* EXERCISE REQUIREMENTS *
Change every "bbox" in the data below to "bounds" and leave the rest of each line as it is. Give the lines back without the pictures.

* DATA LISTING *
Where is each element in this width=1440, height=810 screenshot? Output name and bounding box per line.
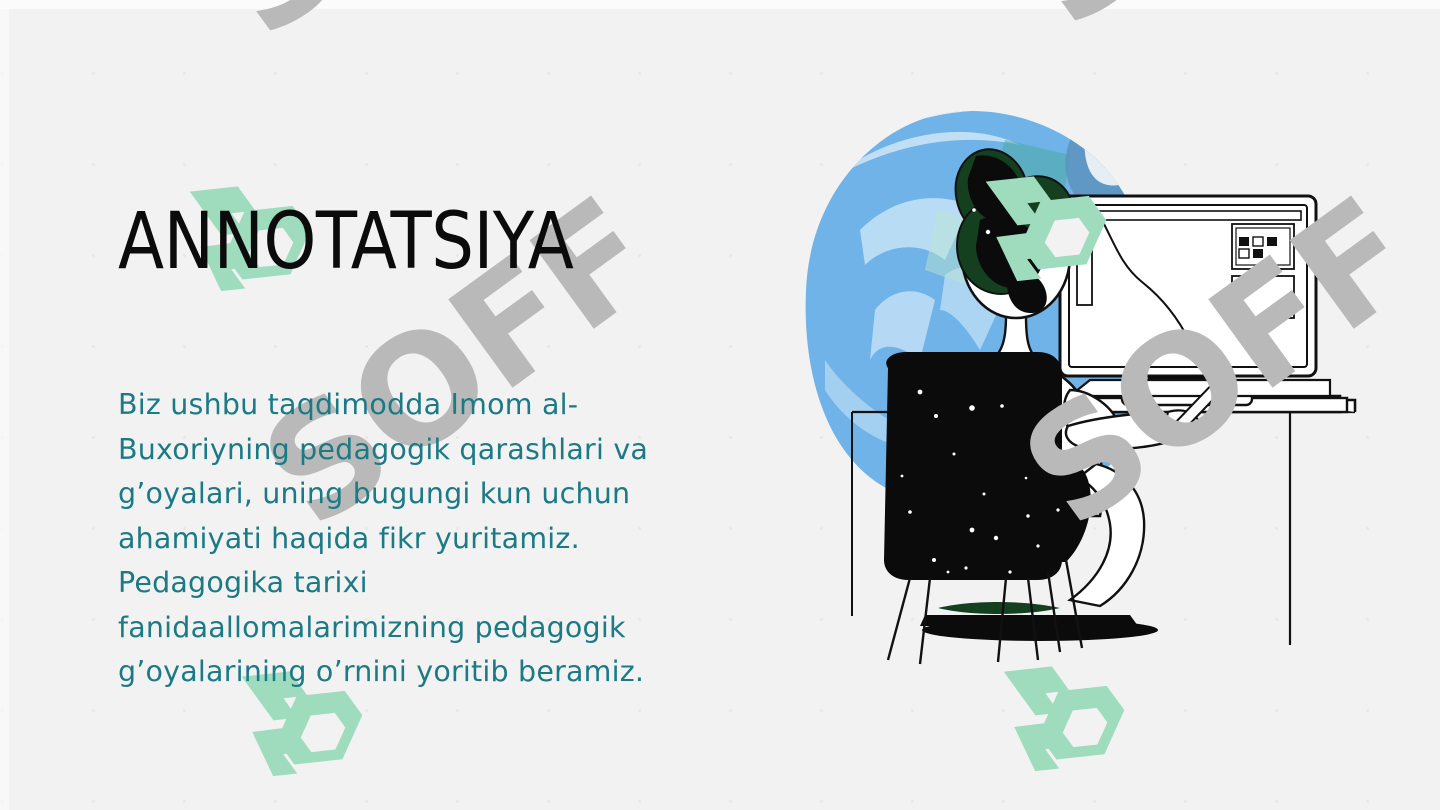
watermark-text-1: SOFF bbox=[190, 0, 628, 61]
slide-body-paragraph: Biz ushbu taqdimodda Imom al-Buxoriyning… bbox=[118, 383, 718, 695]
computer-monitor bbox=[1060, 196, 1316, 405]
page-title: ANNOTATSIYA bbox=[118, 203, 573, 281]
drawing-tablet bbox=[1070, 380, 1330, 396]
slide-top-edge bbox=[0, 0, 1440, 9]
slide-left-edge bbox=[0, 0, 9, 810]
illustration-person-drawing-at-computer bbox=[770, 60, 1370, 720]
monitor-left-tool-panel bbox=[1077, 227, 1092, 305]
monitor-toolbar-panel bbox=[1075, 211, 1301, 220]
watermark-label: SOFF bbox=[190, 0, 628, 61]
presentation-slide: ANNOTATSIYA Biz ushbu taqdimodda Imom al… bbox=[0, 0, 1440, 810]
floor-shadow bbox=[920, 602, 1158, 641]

* RESPONSE *
Where is each element in this width=1440, height=810 screenshot? Output name and bounding box per line.
watermark-text-1: SOFF bounds=[190, 0, 628, 61]
slide-body-paragraph: Biz ushbu taqdimodda Imom al-Buxoriyning… bounds=[118, 383, 718, 695]
computer-monitor bounds=[1060, 196, 1316, 405]
page-title: ANNOTATSIYA bounds=[118, 203, 573, 281]
drawing-tablet bounds=[1070, 380, 1330, 396]
slide-top-edge bounds=[0, 0, 1440, 9]
slide-left-edge bounds=[0, 0, 9, 810]
illustration-person-drawing-at-computer bounds=[770, 60, 1370, 720]
monitor-left-tool-panel bounds=[1077, 227, 1092, 305]
monitor-toolbar-panel bounds=[1075, 211, 1301, 220]
watermark-label: SOFF bounds=[190, 0, 628, 61]
presentation-slide: ANNOTATSIYA Biz ushbu taqdimodda Imom al… bounds=[0, 0, 1440, 810]
floor-shadow bounds=[920, 602, 1158, 641]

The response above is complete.